#### [Goal]
In your copy, repeat the records exactly and leave out the pictures.

◆ ◆ ◆ ◆ ◆ ◆ ◆

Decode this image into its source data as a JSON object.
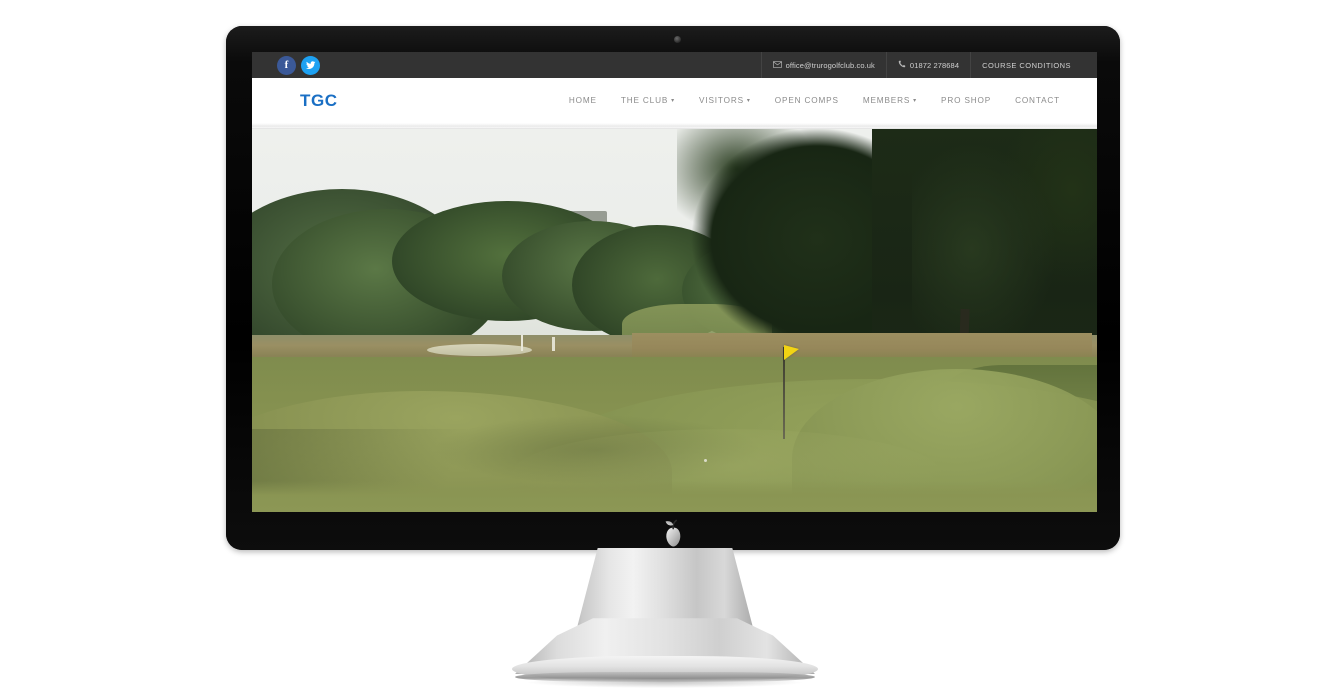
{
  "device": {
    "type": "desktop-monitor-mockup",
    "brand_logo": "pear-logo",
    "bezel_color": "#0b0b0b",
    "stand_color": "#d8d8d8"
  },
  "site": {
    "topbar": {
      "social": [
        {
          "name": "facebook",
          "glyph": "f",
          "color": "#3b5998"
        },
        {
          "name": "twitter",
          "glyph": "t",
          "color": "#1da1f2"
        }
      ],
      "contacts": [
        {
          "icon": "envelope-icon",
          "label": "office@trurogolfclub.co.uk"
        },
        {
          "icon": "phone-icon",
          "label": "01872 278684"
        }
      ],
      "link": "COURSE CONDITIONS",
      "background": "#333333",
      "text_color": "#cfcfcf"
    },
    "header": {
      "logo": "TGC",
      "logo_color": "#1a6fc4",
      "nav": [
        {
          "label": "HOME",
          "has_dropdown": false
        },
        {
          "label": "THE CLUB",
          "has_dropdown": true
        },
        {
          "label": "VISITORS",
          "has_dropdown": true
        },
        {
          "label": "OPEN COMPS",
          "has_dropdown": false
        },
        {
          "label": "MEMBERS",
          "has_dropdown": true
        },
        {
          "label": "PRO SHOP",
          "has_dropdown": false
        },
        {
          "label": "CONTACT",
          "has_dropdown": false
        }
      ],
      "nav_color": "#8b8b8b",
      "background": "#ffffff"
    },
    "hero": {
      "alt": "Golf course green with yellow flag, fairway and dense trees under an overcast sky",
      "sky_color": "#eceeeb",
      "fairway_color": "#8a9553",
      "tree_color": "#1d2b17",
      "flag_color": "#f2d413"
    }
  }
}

◆ ◆ ◆ ◆ ◆ ◆ ◆

#### [Result]
Decode this image into its source data as a JSON object.
{
  "device": {
    "type": "desktop-monitor-mockup",
    "brand_logo": "pear-logo",
    "bezel_color": "#0b0b0b",
    "stand_color": "#d8d8d8"
  },
  "site": {
    "topbar": {
      "social": [
        {
          "name": "facebook",
          "glyph": "f",
          "color": "#3b5998"
        },
        {
          "name": "twitter",
          "glyph": "t",
          "color": "#1da1f2"
        }
      ],
      "contacts": [
        {
          "icon": "envelope-icon",
          "label": "office@trurogolfclub.co.uk"
        },
        {
          "icon": "phone-icon",
          "label": "01872 278684"
        }
      ],
      "link": "COURSE CONDITIONS",
      "background": "#333333",
      "text_color": "#cfcfcf"
    },
    "header": {
      "logo": "TGC",
      "logo_color": "#1a6fc4",
      "nav": [
        {
          "label": "HOME",
          "has_dropdown": false
        },
        {
          "label": "THE CLUB",
          "has_dropdown": true
        },
        {
          "label": "VISITORS",
          "has_dropdown": true
        },
        {
          "label": "OPEN COMPS",
          "has_dropdown": false
        },
        {
          "label": "MEMBERS",
          "has_dropdown": true
        },
        {
          "label": "PRO SHOP",
          "has_dropdown": false
        },
        {
          "label": "CONTACT",
          "has_dropdown": false
        }
      ],
      "nav_color": "#8b8b8b",
      "background": "#ffffff"
    },
    "hero": {
      "alt": "Golf course green with yellow flag, fairway and dense trees under an overcast sky",
      "sky_color": "#eceeeb",
      "fairway_color": "#8a9553",
      "tree_color": "#1d2b17",
      "flag_color": "#f2d413"
    }
  }
}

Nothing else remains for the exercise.